▶ [SET TASK A]: In the layout records, repeat word for word the lines from the one containing "For every button, label, input, icon, or" to the one containing "menu-item-tangent-edge[interactable]: Tangent Edge", with both of those lines included.

▶ [SOURCE DOCUMENT]:
McSpotlight Internet site accessed 2.2 million times in week following verdict.

This is interesting as it highlights how the internet has allowed two people’s struggle with a makor corporation to be known globally. Without this exposure they wouldn’t have been able to spread the message or support.

The most amazing part of the site is the press page which links to the documentary as well as other pages that inform the public on the situation. This site is important because the media’s job is to inform but the internet allowed these two citizens to spread their message regarding intimidation of major companies, the lying of the media and advertising and basically allowing the public to be informed of the TRUTH!

One of the most recent mentions of this caseis in the article in the Business section of the Financial Post, oddly enough in relation to Julian Assange and the wikileaks. It makes sense as both are seen as going against a major power and are simply trying to spread the truth. The article also mentions the use of technology.

 We spoke about how technology has changed the way the media cover stories. We then talked about how technology is changing the way in which lawyers can react to such stories.

Julian Assange is quoted –

“Everyone makes this covenant with the state, that we allow them to have secrets so that they can better rule in our interests. Of course, that’s a covenant which has got to be policed.”

▶ [SET TASK B]: Transcribe the full text about the McSpotlight site word for word.

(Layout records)
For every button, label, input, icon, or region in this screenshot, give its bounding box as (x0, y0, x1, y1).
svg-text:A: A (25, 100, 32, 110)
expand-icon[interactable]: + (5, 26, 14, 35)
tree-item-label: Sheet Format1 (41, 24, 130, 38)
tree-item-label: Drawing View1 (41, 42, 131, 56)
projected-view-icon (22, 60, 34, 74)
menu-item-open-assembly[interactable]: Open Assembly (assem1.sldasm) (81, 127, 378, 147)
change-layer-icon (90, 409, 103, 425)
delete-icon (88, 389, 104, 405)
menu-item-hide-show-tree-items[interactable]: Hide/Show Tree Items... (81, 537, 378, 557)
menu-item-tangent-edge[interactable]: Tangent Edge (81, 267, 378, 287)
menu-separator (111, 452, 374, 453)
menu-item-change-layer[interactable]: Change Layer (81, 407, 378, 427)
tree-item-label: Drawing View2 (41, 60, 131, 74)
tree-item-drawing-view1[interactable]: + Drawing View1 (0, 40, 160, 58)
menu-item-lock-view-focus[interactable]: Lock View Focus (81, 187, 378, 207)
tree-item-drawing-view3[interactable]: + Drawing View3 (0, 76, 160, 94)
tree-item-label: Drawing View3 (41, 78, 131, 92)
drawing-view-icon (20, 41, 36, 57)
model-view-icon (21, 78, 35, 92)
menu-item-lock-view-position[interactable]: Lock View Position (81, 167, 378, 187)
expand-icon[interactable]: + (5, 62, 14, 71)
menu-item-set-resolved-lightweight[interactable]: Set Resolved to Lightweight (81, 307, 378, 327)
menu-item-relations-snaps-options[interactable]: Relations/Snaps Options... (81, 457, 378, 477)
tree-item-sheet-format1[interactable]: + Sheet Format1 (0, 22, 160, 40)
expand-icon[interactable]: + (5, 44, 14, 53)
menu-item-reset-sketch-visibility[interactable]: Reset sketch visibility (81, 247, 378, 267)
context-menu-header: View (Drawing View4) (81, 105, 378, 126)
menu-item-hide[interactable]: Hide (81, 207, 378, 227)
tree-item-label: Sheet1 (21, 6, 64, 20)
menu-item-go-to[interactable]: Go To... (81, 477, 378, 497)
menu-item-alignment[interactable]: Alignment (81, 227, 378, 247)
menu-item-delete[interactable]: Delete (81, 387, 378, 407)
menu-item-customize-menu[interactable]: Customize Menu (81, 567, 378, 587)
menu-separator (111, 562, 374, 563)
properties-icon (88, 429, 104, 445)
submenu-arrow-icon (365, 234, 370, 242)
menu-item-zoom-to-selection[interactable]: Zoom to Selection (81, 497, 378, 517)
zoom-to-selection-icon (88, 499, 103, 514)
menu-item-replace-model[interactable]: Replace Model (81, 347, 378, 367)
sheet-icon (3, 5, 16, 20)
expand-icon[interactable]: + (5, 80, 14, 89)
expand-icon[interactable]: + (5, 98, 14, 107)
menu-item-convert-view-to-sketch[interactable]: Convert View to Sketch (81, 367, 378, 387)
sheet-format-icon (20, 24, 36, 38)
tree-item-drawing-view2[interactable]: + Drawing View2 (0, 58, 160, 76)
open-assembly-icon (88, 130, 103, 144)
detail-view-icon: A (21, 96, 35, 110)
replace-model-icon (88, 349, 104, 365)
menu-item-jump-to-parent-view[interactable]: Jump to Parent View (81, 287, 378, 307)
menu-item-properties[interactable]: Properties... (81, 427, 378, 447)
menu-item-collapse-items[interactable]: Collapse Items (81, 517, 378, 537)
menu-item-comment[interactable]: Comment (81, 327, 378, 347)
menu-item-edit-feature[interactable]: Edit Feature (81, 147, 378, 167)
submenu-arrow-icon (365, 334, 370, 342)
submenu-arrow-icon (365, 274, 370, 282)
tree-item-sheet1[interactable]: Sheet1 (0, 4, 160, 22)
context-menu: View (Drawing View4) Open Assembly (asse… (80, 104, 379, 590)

--

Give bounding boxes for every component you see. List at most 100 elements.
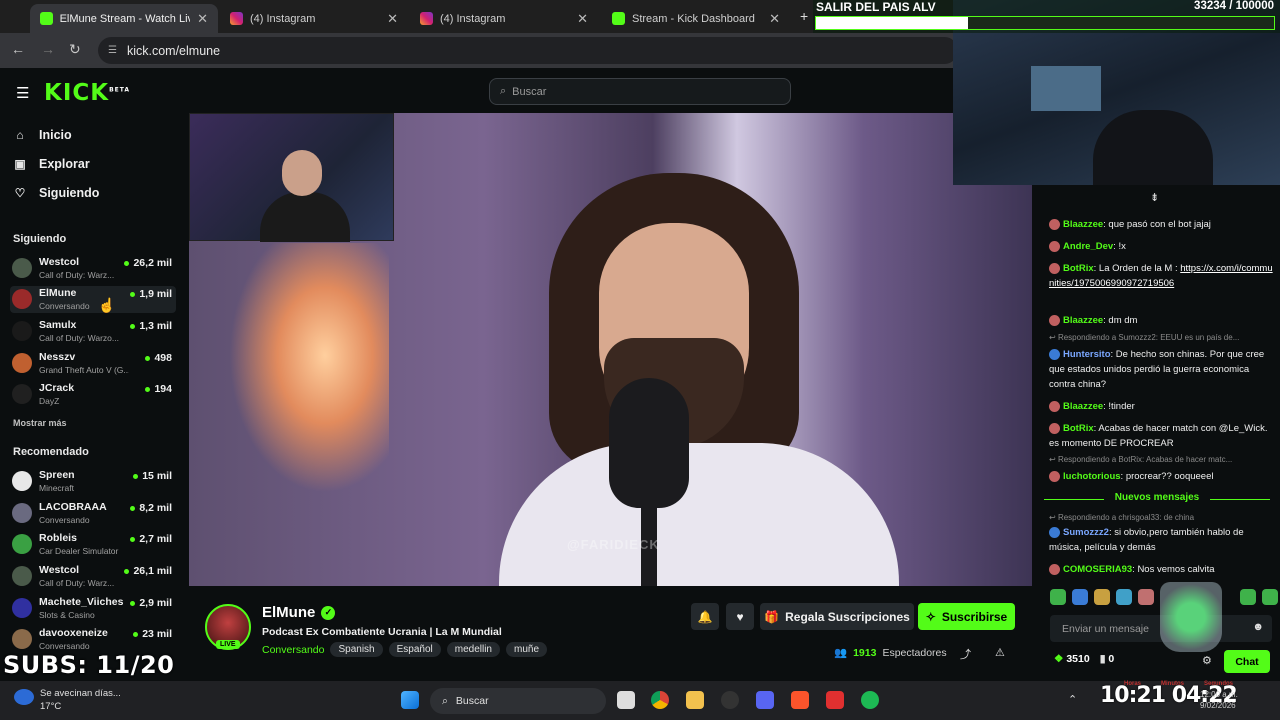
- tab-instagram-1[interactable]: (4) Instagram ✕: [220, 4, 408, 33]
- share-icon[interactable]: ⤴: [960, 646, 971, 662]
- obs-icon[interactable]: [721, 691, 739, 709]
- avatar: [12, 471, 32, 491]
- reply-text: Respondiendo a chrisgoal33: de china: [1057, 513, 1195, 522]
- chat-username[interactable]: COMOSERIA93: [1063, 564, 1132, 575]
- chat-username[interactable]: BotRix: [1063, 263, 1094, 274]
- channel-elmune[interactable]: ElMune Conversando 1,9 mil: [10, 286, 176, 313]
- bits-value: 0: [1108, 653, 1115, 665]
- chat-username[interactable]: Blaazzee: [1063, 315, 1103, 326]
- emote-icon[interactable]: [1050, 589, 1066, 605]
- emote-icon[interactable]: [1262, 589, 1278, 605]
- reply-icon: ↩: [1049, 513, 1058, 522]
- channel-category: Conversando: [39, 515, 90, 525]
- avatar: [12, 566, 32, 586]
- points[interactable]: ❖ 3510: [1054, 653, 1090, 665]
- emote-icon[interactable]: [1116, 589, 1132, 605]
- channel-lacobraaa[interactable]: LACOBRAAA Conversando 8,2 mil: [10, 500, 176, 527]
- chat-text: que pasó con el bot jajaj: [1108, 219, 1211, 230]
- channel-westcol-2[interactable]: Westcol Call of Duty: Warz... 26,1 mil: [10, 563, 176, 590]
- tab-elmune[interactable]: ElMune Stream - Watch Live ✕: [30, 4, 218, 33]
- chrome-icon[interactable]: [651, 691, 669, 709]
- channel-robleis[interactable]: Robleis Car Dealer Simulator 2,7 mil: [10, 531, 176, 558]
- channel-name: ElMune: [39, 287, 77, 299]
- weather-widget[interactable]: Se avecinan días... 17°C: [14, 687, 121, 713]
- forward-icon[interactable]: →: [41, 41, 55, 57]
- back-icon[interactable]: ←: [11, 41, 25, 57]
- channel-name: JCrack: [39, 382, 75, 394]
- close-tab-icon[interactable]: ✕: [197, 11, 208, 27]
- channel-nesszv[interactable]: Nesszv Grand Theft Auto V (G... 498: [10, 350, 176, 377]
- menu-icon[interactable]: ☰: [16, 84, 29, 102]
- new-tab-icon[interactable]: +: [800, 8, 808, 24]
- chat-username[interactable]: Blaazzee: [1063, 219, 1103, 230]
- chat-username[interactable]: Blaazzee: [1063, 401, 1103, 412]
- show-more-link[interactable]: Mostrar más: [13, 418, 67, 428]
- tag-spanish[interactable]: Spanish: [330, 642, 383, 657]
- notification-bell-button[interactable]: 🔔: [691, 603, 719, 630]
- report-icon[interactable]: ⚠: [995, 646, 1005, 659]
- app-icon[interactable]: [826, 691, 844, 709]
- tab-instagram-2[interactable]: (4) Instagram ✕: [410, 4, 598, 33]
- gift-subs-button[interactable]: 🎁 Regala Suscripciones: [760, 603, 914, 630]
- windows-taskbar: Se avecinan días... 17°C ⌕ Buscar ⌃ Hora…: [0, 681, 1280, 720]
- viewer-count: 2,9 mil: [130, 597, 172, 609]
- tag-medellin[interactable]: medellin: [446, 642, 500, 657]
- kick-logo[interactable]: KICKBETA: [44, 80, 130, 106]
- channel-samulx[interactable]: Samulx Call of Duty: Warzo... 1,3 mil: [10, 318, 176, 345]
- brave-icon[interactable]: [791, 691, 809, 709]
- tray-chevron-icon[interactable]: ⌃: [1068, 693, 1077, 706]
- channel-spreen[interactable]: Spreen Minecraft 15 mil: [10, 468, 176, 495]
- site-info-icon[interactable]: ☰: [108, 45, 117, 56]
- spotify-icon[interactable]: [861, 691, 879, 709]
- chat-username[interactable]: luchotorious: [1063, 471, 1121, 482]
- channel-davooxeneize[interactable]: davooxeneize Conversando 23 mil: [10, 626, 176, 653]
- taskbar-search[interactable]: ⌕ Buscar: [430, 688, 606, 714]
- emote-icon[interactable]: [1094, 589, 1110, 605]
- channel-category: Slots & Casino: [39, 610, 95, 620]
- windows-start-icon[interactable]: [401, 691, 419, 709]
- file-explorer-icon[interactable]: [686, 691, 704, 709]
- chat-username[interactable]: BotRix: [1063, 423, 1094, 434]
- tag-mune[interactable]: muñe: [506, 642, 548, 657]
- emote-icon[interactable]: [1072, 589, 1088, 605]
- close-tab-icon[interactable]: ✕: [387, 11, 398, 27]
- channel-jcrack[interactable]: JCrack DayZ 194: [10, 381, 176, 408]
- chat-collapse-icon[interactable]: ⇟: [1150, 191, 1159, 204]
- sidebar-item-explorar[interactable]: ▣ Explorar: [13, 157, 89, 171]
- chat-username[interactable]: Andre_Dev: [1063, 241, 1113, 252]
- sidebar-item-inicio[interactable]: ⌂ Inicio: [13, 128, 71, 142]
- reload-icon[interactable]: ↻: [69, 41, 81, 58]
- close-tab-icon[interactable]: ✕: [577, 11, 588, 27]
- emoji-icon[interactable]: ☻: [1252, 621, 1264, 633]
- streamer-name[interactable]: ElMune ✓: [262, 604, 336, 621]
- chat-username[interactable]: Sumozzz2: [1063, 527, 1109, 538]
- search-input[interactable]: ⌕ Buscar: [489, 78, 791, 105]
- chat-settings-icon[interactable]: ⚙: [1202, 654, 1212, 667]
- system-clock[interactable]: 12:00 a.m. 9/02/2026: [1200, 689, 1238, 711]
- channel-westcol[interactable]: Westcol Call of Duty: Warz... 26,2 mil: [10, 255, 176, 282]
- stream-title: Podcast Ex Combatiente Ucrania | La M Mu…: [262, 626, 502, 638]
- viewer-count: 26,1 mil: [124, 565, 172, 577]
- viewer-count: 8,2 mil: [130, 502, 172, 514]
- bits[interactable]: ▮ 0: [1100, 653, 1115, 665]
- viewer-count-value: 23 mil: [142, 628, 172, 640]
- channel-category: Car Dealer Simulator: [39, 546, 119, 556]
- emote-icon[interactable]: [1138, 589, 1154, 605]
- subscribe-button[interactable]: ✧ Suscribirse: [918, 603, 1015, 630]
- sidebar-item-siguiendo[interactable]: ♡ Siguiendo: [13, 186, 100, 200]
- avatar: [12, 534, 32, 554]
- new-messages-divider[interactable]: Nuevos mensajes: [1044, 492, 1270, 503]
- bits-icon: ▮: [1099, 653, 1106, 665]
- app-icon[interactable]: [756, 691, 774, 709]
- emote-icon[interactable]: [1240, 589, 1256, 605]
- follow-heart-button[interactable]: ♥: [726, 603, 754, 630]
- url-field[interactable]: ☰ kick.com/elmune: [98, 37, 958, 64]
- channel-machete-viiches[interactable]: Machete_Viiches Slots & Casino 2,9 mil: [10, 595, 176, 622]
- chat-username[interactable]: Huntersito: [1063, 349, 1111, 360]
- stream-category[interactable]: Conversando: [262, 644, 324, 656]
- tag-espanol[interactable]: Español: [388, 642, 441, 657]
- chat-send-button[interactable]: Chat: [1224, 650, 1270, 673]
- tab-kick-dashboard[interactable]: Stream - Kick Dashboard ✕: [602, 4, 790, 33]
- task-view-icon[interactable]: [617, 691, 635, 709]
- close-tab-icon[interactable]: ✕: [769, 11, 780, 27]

▶ [REPLY A]:
For every button, label, input, icon, or region in this screenshot, give its bounding box as (x0, y0, x1, y1).
svg-text:A: A (25, 100, 32, 110)
expand-icon[interactable]: + (5, 26, 14, 35)
tree-item-label: Sheet Format1 (41, 24, 130, 38)
tree-item-label: Drawing View1 (41, 42, 131, 56)
projected-view-icon (22, 60, 34, 74)
menu-item-open-assembly[interactable]: Open Assembly (assem1.sldasm) (81, 127, 378, 147)
change-layer-icon (90, 409, 103, 425)
delete-icon (88, 389, 104, 405)
menu-item-hide-show-tree-items[interactable]: Hide/Show Tree Items... (81, 537, 378, 557)
menu-item-tangent-edge[interactable]: Tangent Edge (81, 267, 378, 287)

▶ [REPLY B]:
McSpotlight Internet site accessed 2.2 million times in week following verdict.

This is interesting as it highlights how the internet has allowed two people’s struggle with a makor corporation to be known globally. Without this exposure they wouldn’t have been able to spread the message or support.

The most amazing part of the site is the press page which links to the documentary as well as other pages that inform the public on the situation. This site is important because the media’s job is to inform but the internet allowed these two citizens to spread their message regarding intimidation of major companies, the lying of the media and advertising and basically allowing the public to be informed of the TRUTH!

One of the most recent mentions of this caseis in the article in the Business section of the Financial Post, oddly enough in relation to Julian Assange and the wikileaks. It makes sense as both are seen as going against a major power and are simply trying to spread the truth. The article also mentions the use of technology.

 We spoke about how technology has changed the way the media cover stories. We then talked about how technology is changing the way in which lawyers can react to such stories.

Julian Assange is quoted –

“Everyone makes this covenant with the state, that we allow them to have secrets so that they can better rule in our interests. Of course, that’s a covenant which has got to be policed.”